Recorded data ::
=======
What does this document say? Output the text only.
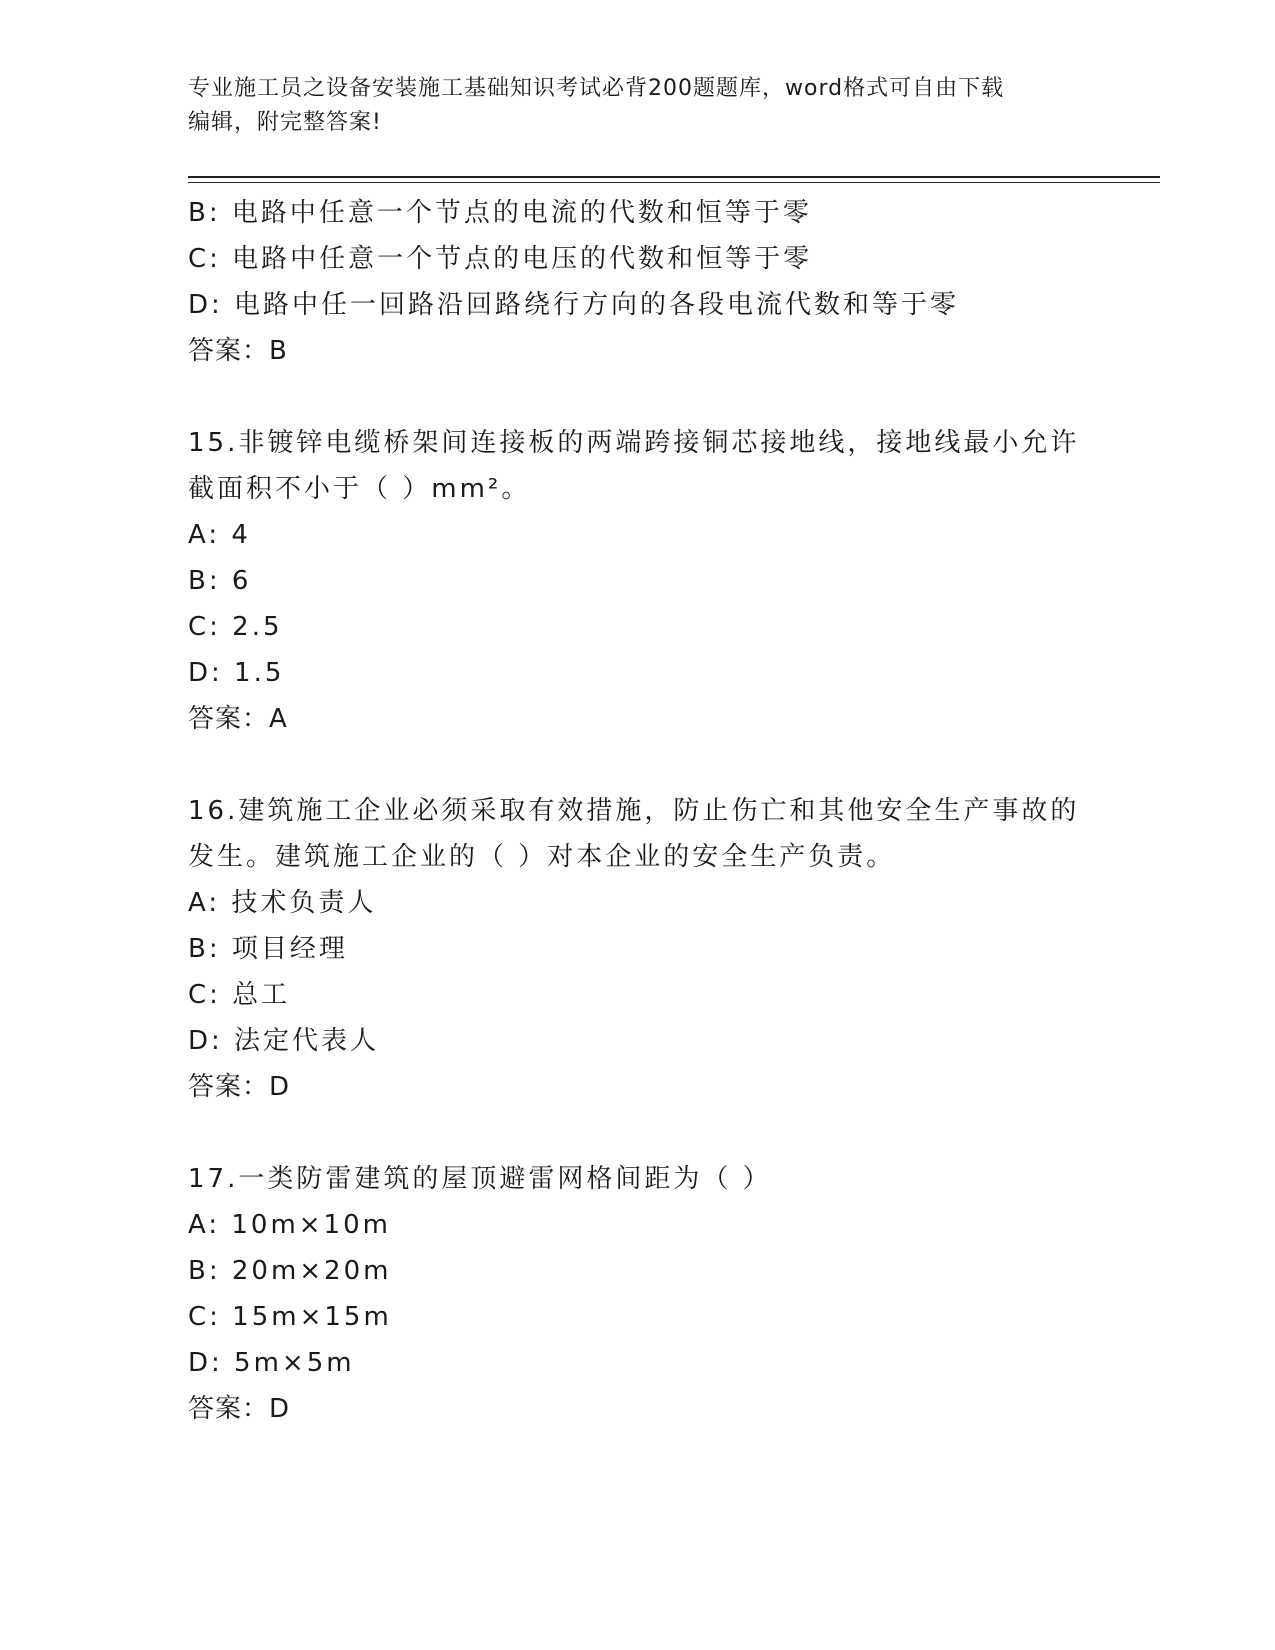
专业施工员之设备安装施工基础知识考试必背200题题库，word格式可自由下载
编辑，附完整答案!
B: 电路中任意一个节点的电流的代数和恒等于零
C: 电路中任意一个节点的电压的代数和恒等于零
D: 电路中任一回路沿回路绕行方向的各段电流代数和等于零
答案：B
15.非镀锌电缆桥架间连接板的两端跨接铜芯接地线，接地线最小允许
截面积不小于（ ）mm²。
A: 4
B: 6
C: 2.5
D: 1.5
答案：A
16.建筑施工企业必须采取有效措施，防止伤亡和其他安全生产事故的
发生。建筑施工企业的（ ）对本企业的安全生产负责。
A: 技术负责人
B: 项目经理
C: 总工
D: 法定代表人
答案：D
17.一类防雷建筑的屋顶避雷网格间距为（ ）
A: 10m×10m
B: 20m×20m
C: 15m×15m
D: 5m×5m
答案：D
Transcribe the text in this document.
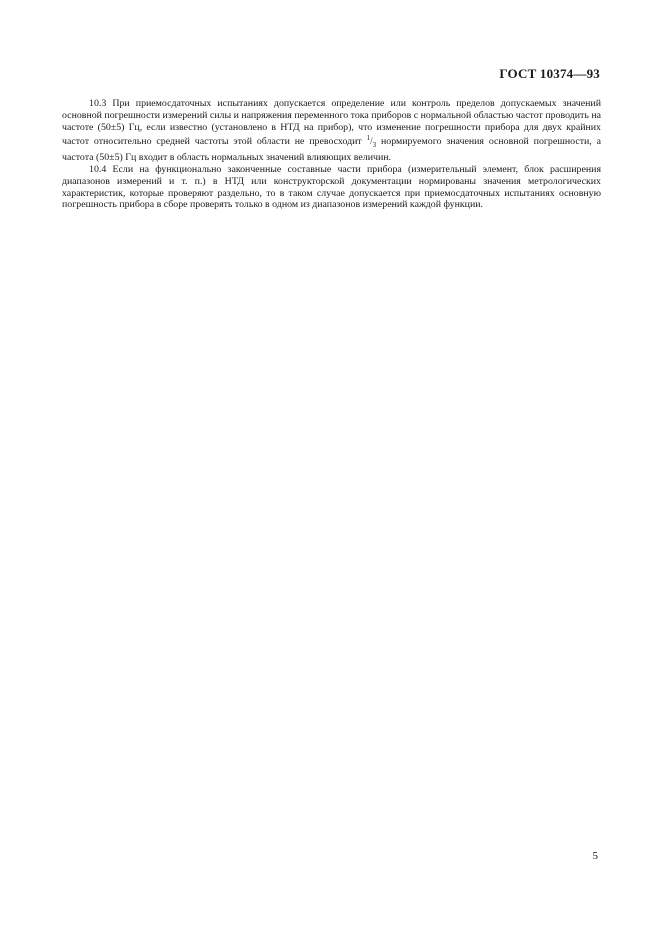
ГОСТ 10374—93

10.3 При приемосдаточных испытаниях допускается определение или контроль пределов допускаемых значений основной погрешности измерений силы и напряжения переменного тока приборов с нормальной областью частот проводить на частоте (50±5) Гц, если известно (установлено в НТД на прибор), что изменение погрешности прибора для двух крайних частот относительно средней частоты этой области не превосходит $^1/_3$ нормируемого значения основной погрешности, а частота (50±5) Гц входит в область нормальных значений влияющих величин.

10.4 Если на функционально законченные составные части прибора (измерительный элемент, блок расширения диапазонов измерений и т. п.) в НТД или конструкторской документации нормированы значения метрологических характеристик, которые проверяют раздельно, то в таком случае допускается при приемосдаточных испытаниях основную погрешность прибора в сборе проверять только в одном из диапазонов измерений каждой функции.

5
=======
THE EXERCISE :: Each line with the string "text" in it needs to be found and copied.

ANSWER TO THE PROBLEM ::
What does this document say? Output the text only.
Transcribe the text in this document.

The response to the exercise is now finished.